Data records:
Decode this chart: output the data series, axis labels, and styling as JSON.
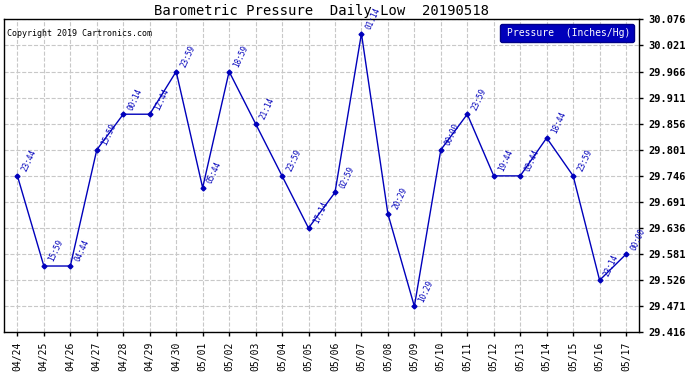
{
  "title": "Barometric Pressure  Daily Low  20190518",
  "copyright": "Copyright 2019 Cartronics.com",
  "legend_label": "Pressure  (Inches/Hg)",
  "background_color": "#ffffff",
  "plot_bg_color": "#ffffff",
  "grid_color": "#c8c8c8",
  "line_color": "#0000bb",
  "text_color": "#0000bb",
  "dates": [
    "04/24",
    "04/25",
    "04/26",
    "04/27",
    "04/28",
    "04/29",
    "04/30",
    "05/01",
    "05/02",
    "05/03",
    "05/04",
    "05/05",
    "05/06",
    "05/07",
    "05/08",
    "05/09",
    "05/10",
    "05/11",
    "05/12",
    "05/13",
    "05/14",
    "05/15",
    "05/16",
    "05/17"
  ],
  "values": [
    29.746,
    29.556,
    29.556,
    29.801,
    29.876,
    29.876,
    29.966,
    29.721,
    29.966,
    29.856,
    29.746,
    29.636,
    29.711,
    30.046,
    29.666,
    29.471,
    29.801,
    29.876,
    29.746,
    29.746,
    29.826,
    29.746,
    29.526,
    29.581
  ],
  "annotations": [
    "23:44",
    "15:59",
    "04:44",
    "15:59",
    "00:14",
    "12:44",
    "23:59",
    "05:44",
    "18:59",
    "21:14",
    "23:59",
    "17:14",
    "02:59",
    "01:14",
    "20:29",
    "10:29",
    "00:00",
    "23:59",
    "19:44",
    "03:44",
    "18:44",
    "23:59",
    "23:14",
    "00:00"
  ],
  "ylim_min": 29.416,
  "ylim_max": 30.076,
  "yticks": [
    29.416,
    29.471,
    29.526,
    29.581,
    29.636,
    29.691,
    29.746,
    29.801,
    29.856,
    29.911,
    29.966,
    30.021,
    30.076
  ]
}
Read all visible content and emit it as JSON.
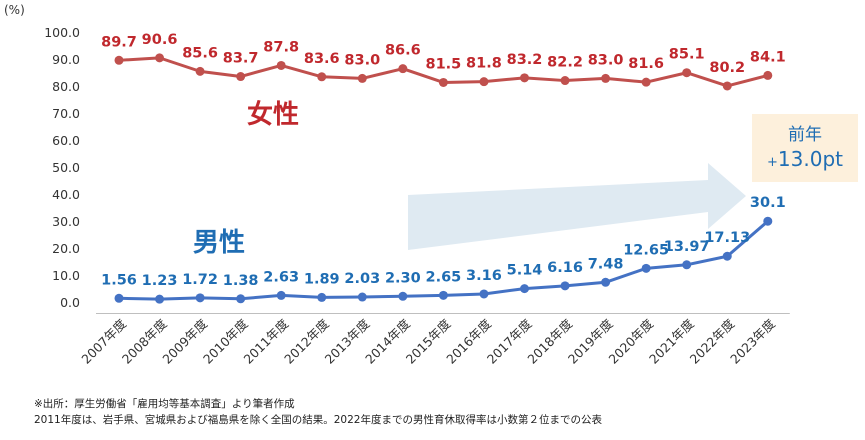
{
  "chart_data": {
    "type": "line",
    "unit_label": "(%)",
    "categories": [
      "2007年度",
      "2008年度",
      "2009年度",
      "2010年度",
      "2011年度",
      "2012年度",
      "2013年度",
      "2014年度",
      "2015年度",
      "2016年度",
      "2017年度",
      "2018年度",
      "2019年度",
      "2020年度",
      "2021年度",
      "2022年度",
      "2023年度"
    ],
    "ylim": [
      0,
      100
    ],
    "yticks": [
      "0.0",
      "10.0",
      "20.0",
      "30.0",
      "40.0",
      "50.0",
      "60.0",
      "70.0",
      "80.0",
      "90.0",
      "100.0"
    ],
    "grid": false,
    "series": [
      {
        "name": "女性",
        "color": "#c0504d",
        "label_color": "#c0282d",
        "values": [
          89.7,
          90.6,
          85.6,
          83.7,
          87.8,
          83.6,
          83.0,
          86.6,
          81.5,
          81.8,
          83.2,
          82.2,
          83.0,
          81.6,
          85.1,
          80.2,
          84.1
        ],
        "data_labels": [
          "89.7",
          "90.6",
          "85.6",
          "83.7",
          "87.8",
          "83.6",
          "83.0",
          "86.6",
          "81.5",
          "81.8",
          "83.2",
          "82.2",
          "83.0",
          "81.6",
          "85.1",
          "80.2",
          "84.1"
        ]
      },
      {
        "name": "男性",
        "color": "#4472c4",
        "label_color": "#1f6db3",
        "values": [
          1.56,
          1.23,
          1.72,
          1.38,
          2.63,
          1.89,
          2.03,
          2.3,
          2.65,
          3.16,
          5.14,
          6.16,
          7.48,
          12.65,
          13.97,
          17.13,
          30.1
        ],
        "data_labels": [
          "1.56",
          "1.23",
          "1.72",
          "1.38",
          "2.63",
          "1.89",
          "2.03",
          "2.30",
          "2.65",
          "3.16",
          "5.14",
          "6.16",
          "7.48",
          "12.65",
          "13.97",
          "17.13",
          "30.1"
        ]
      }
    ],
    "annotation": {
      "line1": "前年",
      "line2_prefix": "+",
      "line2_value": "13.0pt"
    }
  },
  "notes": [
    "※出所：厚生労働省「雇用均等基本調査」より筆者作成",
    "2011年度は、岩手県、宮城県および福島県を除く全国の結果。2022年度までの男性育休取得率は小数第２位までの公表"
  ],
  "colors": {
    "arrow": "#dfeaf2",
    "axis": "#bfbfbf",
    "callout_bg": "#fdf0dc"
  }
}
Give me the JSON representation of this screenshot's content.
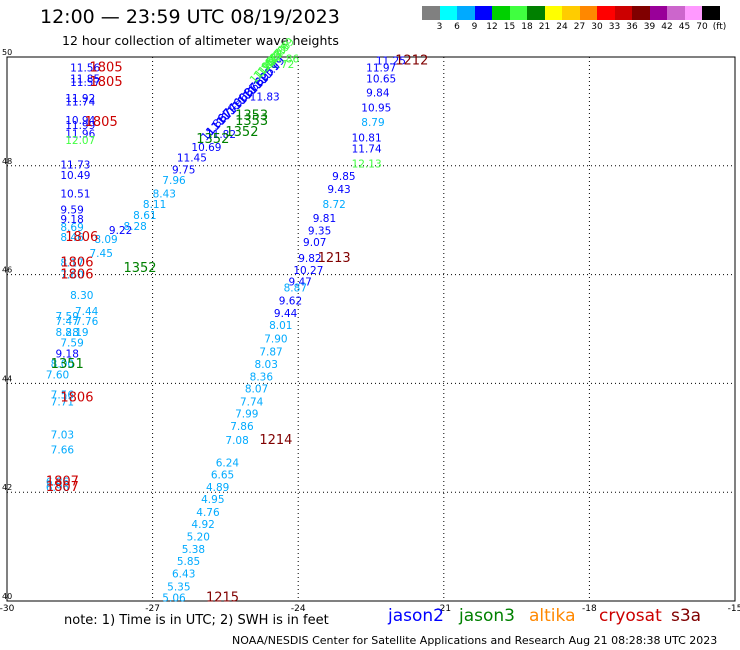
{
  "header": {
    "title": "12:00 — 23:59 UTC 08/19/2023",
    "subtitle": "12 hour collection of altimeter wave heights"
  },
  "legend": {
    "colors": [
      "#808080",
      "#00ffff",
      "#00aaff",
      "#0000ff",
      "#00d000",
      "#40ff40",
      "#008000",
      "#ffff00",
      "#ffcc00",
      "#ff8800",
      "#ff0000",
      "#cc0000",
      "#800000",
      "#990099",
      "#cc66cc",
      "#ff99ff",
      "#000000"
    ],
    "labels": [
      "3",
      "6",
      "9",
      "12",
      "15",
      "18",
      "21",
      "24",
      "27",
      "30",
      "33",
      "36",
      "39",
      "42",
      "45",
      "70",
      "(ft)"
    ]
  },
  "axes": {
    "x_ticks": [
      "-30",
      "-27",
      "-24",
      "-21",
      "-18",
      "-15"
    ],
    "y_ticks": [
      "50",
      "48",
      "46",
      "44",
      "42",
      "40"
    ]
  },
  "footer": {
    "note": "note:  1) Time is in UTC;  2) SWH is in feet",
    "credit": "NOAA/NESDIS Center for Satellite Applications and Research    Aug 21 08:28:38 UTC 2023",
    "satellites": [
      {
        "name": "jason2",
        "color": "#0000ff"
      },
      {
        "name": "jason3",
        "color": "#008000"
      },
      {
        "name": "altika",
        "color": "#ff8800"
      },
      {
        "name": "cryosat",
        "color": "#cc0000"
      },
      {
        "name": "s3a",
        "color": "#800000"
      }
    ]
  },
  "chart_data": {
    "type": "scatter",
    "xlim": [
      -30,
      -15
    ],
    "ylim": [
      40,
      50
    ],
    "grid": true,
    "points": [
      {
        "x": -28.7,
        "y": 49.73,
        "v": "11.56",
        "c": "#0000ff"
      },
      {
        "x": -28.7,
        "y": 49.53,
        "v": "11.85",
        "c": "#0000ff"
      },
      {
        "x": -28.7,
        "y": 49.47,
        "v": "11.57",
        "c": "#0000ff"
      },
      {
        "x": -28.8,
        "y": 49.17,
        "v": "11.92",
        "c": "#0000ff"
      },
      {
        "x": -28.8,
        "y": 49.11,
        "v": "11.74",
        "c": "#0000ff"
      },
      {
        "x": -28.8,
        "y": 48.77,
        "v": "10.94",
        "c": "#0000ff"
      },
      {
        "x": -28.8,
        "y": 48.68,
        "v": "11.99",
        "c": "#0000ff"
      },
      {
        "x": -28.8,
        "y": 48.52,
        "v": "11.96",
        "c": "#0000ff"
      },
      {
        "x": -28.8,
        "y": 48.4,
        "v": "12.07",
        "c": "#40ff40"
      },
      {
        "x": -28.9,
        "y": 47.95,
        "v": "11.73",
        "c": "#0000ff"
      },
      {
        "x": -28.9,
        "y": 47.76,
        "v": "10.49",
        "c": "#0000ff"
      },
      {
        "x": -28.9,
        "y": 47.42,
        "v": "10.51",
        "c": "#0000ff"
      },
      {
        "x": -28.9,
        "y": 47.12,
        "v": "9.59",
        "c": "#0000ff"
      },
      {
        "x": -28.9,
        "y": 46.95,
        "v": "9.18",
        "c": "#0000ff"
      },
      {
        "x": -28.9,
        "y": 46.8,
        "v": "8.69",
        "c": "#00aaff"
      },
      {
        "x": -28.9,
        "y": 46.62,
        "v": "8.46",
        "c": "#00aaff"
      },
      {
        "x": -28.9,
        "y": 46.15,
        "v": "8.17",
        "c": "#00aaff"
      },
      {
        "x": -28.9,
        "y": 45.93,
        "v": "7.60",
        "c": "#00aaff"
      },
      {
        "x": -28.7,
        "y": 45.55,
        "v": "8.30",
        "c": "#00aaff"
      },
      {
        "x": -28.6,
        "y": 45.26,
        "v": "7.44",
        "c": "#00aaff"
      },
      {
        "x": -29.0,
        "y": 45.17,
        "v": "7.59",
        "c": "#00aaff"
      },
      {
        "x": -29.0,
        "y": 45.07,
        "v": "7.47",
        "c": "#00aaff"
      },
      {
        "x": -28.6,
        "y": 45.07,
        "v": "7.76",
        "c": "#00aaff"
      },
      {
        "x": -29.0,
        "y": 44.87,
        "v": "8.28",
        "c": "#00aaff"
      },
      {
        "x": -28.8,
        "y": 44.87,
        "v": "8.19",
        "c": "#00aaff"
      },
      {
        "x": -28.9,
        "y": 44.68,
        "v": "7.59",
        "c": "#00aaff"
      },
      {
        "x": -29.0,
        "y": 44.48,
        "v": "9.18",
        "c": "#0000ff"
      },
      {
        "x": -29.1,
        "y": 44.29,
        "v": "8.00",
        "c": "#00aaff"
      },
      {
        "x": -29.2,
        "y": 44.09,
        "v": "7.60",
        "c": "#00aaff"
      },
      {
        "x": -29.1,
        "y": 43.72,
        "v": "7.56",
        "c": "#00aaff"
      },
      {
        "x": -29.1,
        "y": 43.59,
        "v": "7.71",
        "c": "#00aaff"
      },
      {
        "x": -29.1,
        "y": 42.99,
        "v": "7.03",
        "c": "#00aaff"
      },
      {
        "x": -29.1,
        "y": 42.71,
        "v": "7.66",
        "c": "#00aaff"
      },
      {
        "x": -29.2,
        "y": 42.12,
        "v": "6.86",
        "c": "#00aaff"
      },
      {
        "x": -29.2,
        "y": 42.02,
        "v": "6.96",
        "c": "#00aaff"
      },
      {
        "x": -27.9,
        "y": 46.75,
        "v": "9.22",
        "c": "#0000ff"
      },
      {
        "x": -28.2,
        "y": 46.58,
        "v": "8.09",
        "c": "#00aaff"
      },
      {
        "x": -28.3,
        "y": 46.32,
        "v": "7.45",
        "c": "#00aaff"
      },
      {
        "x": -27.6,
        "y": 46.82,
        "v": "8.28",
        "c": "#00aaff"
      },
      {
        "x": -27.4,
        "y": 47.02,
        "v": "8.61",
        "c": "#00aaff"
      },
      {
        "x": -27.2,
        "y": 47.22,
        "v": "8.11",
        "c": "#00aaff"
      },
      {
        "x": -27.0,
        "y": 47.42,
        "v": "8.43",
        "c": "#00aaff"
      },
      {
        "x": -26.8,
        "y": 47.67,
        "v": "7.96",
        "c": "#00aaff"
      },
      {
        "x": -26.6,
        "y": 47.86,
        "v": "9.75",
        "c": "#0000ff"
      },
      {
        "x": -26.5,
        "y": 48.08,
        "v": "11.45",
        "c": "#0000ff"
      },
      {
        "x": -26.2,
        "y": 48.27,
        "v": "10.69",
        "c": "#0000ff"
      },
      {
        "x": -25.9,
        "y": 48.51,
        "v": "11.82",
        "c": "#0000ff"
      },
      {
        "x": -25.0,
        "y": 49.2,
        "v": "11.83",
        "c": "#0000ff"
      },
      {
        "x": -24.6,
        "y": 49.9,
        "v": "11.86",
        "c": "#40ff40"
      },
      {
        "x": -24.7,
        "y": 49.8,
        "v": "11.72",
        "c": "#40ff40"
      },
      {
        "x": -22.4,
        "y": 49.86,
        "v": "11.25",
        "c": "#0000ff"
      },
      {
        "x": -22.6,
        "y": 49.73,
        "v": "11.97",
        "c": "#0000ff"
      },
      {
        "x": -22.6,
        "y": 49.53,
        "v": "10.65",
        "c": "#0000ff"
      },
      {
        "x": -22.6,
        "y": 49.27,
        "v": "9.84",
        "c": "#0000ff"
      },
      {
        "x": -22.7,
        "y": 49.0,
        "v": "10.95",
        "c": "#0000ff"
      },
      {
        "x": -22.7,
        "y": 48.73,
        "v": "8.79",
        "c": "#00aaff"
      },
      {
        "x": -22.9,
        "y": 48.45,
        "v": "10.81",
        "c": "#0000ff"
      },
      {
        "x": -22.9,
        "y": 48.24,
        "v": "11.74",
        "c": "#0000ff"
      },
      {
        "x": -22.9,
        "y": 47.97,
        "v": "12.13",
        "c": "#40ff40"
      },
      {
        "x": -23.3,
        "y": 47.74,
        "v": "9.85",
        "c": "#0000ff"
      },
      {
        "x": -23.4,
        "y": 47.5,
        "v": "9.43",
        "c": "#0000ff"
      },
      {
        "x": -23.5,
        "y": 47.22,
        "v": "8.72",
        "c": "#00aaff"
      },
      {
        "x": -23.7,
        "y": 46.97,
        "v": "9.81",
        "c": "#0000ff"
      },
      {
        "x": -23.8,
        "y": 46.74,
        "v": "9.35",
        "c": "#0000ff"
      },
      {
        "x": -23.9,
        "y": 46.53,
        "v": "9.07",
        "c": "#0000ff"
      },
      {
        "x": -24.0,
        "y": 46.23,
        "v": "9.82",
        "c": "#0000ff"
      },
      {
        "x": -24.1,
        "y": 46.01,
        "v": "10.27",
        "c": "#0000ff"
      },
      {
        "x": -24.2,
        "y": 45.8,
        "v": "9.47",
        "c": "#0000ff"
      },
      {
        "x": -24.3,
        "y": 45.69,
        "v": "8.87",
        "c": "#00aaff"
      },
      {
        "x": -24.4,
        "y": 45.45,
        "v": "9.62",
        "c": "#0000ff"
      },
      {
        "x": -24.5,
        "y": 45.22,
        "v": "9.44",
        "c": "#0000ff"
      },
      {
        "x": -24.6,
        "y": 45.0,
        "v": "8.01",
        "c": "#00aaff"
      },
      {
        "x": -24.7,
        "y": 44.75,
        "v": "7.90",
        "c": "#00aaff"
      },
      {
        "x": -24.8,
        "y": 44.51,
        "v": "7.87",
        "c": "#00aaff"
      },
      {
        "x": -24.9,
        "y": 44.28,
        "v": "8.03",
        "c": "#00aaff"
      },
      {
        "x": -25.0,
        "y": 44.05,
        "v": "8.36",
        "c": "#00aaff"
      },
      {
        "x": -25.1,
        "y": 43.83,
        "v": "8.07",
        "c": "#00aaff"
      },
      {
        "x": -25.2,
        "y": 43.59,
        "v": "7.74",
        "c": "#00aaff"
      },
      {
        "x": -25.3,
        "y": 43.37,
        "v": "7.99",
        "c": "#00aaff"
      },
      {
        "x": -25.4,
        "y": 43.14,
        "v": "7.86",
        "c": "#00aaff"
      },
      {
        "x": -25.5,
        "y": 42.89,
        "v": "7.08",
        "c": "#00aaff"
      },
      {
        "x": -25.7,
        "y": 42.47,
        "v": "6.24",
        "c": "#00aaff"
      },
      {
        "x": -25.8,
        "y": 42.25,
        "v": "6.65",
        "c": "#00aaff"
      },
      {
        "x": -25.9,
        "y": 42.02,
        "v": "4.89",
        "c": "#00aaff"
      },
      {
        "x": -26.0,
        "y": 41.8,
        "v": "4.95",
        "c": "#00aaff"
      },
      {
        "x": -26.1,
        "y": 41.56,
        "v": "4.76",
        "c": "#00aaff"
      },
      {
        "x": -26.2,
        "y": 41.34,
        "v": "4.92",
        "c": "#00aaff"
      },
      {
        "x": -26.3,
        "y": 41.11,
        "v": "5.20",
        "c": "#00aaff"
      },
      {
        "x": -26.4,
        "y": 40.88,
        "v": "5.38",
        "c": "#00aaff"
      },
      {
        "x": -26.5,
        "y": 40.66,
        "v": "5.85",
        "c": "#00aaff"
      },
      {
        "x": -26.6,
        "y": 40.43,
        "v": "6.43",
        "c": "#00aaff"
      },
      {
        "x": -26.7,
        "y": 40.19,
        "v": "5.35",
        "c": "#00aaff"
      },
      {
        "x": -26.8,
        "y": 39.99,
        "v": "5.06",
        "c": "#00aaff"
      },
      {
        "x": -25.3,
        "y": 48.85,
        "v": "1353",
        "c": "#008000"
      },
      {
        "x": -25.3,
        "y": 48.75,
        "v": "1353",
        "c": "#008000"
      },
      {
        "x": -25.5,
        "y": 48.55,
        "v": "1352",
        "c": "#008000"
      },
      {
        "x": -26.1,
        "y": 48.42,
        "v": "1352",
        "c": "#008000"
      },
      {
        "x": -27.6,
        "y": 46.05,
        "v": "1352",
        "c": "#008000"
      },
      {
        "x": -29.1,
        "y": 44.28,
        "v": "1351",
        "c": "#008000"
      }
    ],
    "track_labels": [
      {
        "x": -28.3,
        "y": 49.73,
        "v": "1805",
        "c": "#cc0000"
      },
      {
        "x": -28.3,
        "y": 49.47,
        "v": "1805",
        "c": "#cc0000"
      },
      {
        "x": -28.4,
        "y": 48.73,
        "v": "1805",
        "c": "#cc0000"
      },
      {
        "x": -28.8,
        "y": 46.62,
        "v": "1806",
        "c": "#cc0000"
      },
      {
        "x": -28.9,
        "y": 46.15,
        "v": "1806",
        "c": "#cc0000"
      },
      {
        "x": -28.9,
        "y": 45.93,
        "v": "1806",
        "c": "#cc0000"
      },
      {
        "x": -28.9,
        "y": 43.67,
        "v": "1806",
        "c": "#cc0000"
      },
      {
        "x": -29.2,
        "y": 42.12,
        "v": "1807",
        "c": "#cc0000"
      },
      {
        "x": -29.2,
        "y": 42.02,
        "v": "1807",
        "c": "#cc0000"
      },
      {
        "x": -22.0,
        "y": 49.86,
        "v": "1212",
        "c": "#800000"
      },
      {
        "x": -23.6,
        "y": 46.23,
        "v": "1213",
        "c": "#800000"
      },
      {
        "x": -24.8,
        "y": 42.89,
        "v": "1214",
        "c": "#800000"
      },
      {
        "x": -25.9,
        "y": 39.99,
        "v": "1215",
        "c": "#800000"
      }
    ],
    "dense_band": {
      "color": "#0000ff",
      "start": {
        "x": -25.9,
        "y": 48.45
      },
      "end": {
        "x": -24.7,
        "y": 49.5
      },
      "labels": [
        "11.86",
        "11.87",
        "11.74",
        "11.76",
        "11.90",
        "11.63",
        "11.87",
        "11.66",
        "11.82",
        "11.95",
        "11.71",
        "11.99"
      ]
    },
    "dense_band_green": {
      "color": "#40ff40",
      "start": {
        "x": -24.9,
        "y": 49.5
      },
      "end": {
        "x": -24.5,
        "y": 49.85
      },
      "labels": [
        "11.95",
        "11.82",
        "11.77",
        "11.80",
        "11.86",
        "11.99"
      ]
    }
  }
}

Stated problem:
Report each line in the data that holds the word "name".

Reply to the task:
        "name": "女性",
        "name": "男性",
        "name": "jason2",
        "name": "jason3",
        "name": "altika",
        "name": "cryosat",
        "name": "s3a",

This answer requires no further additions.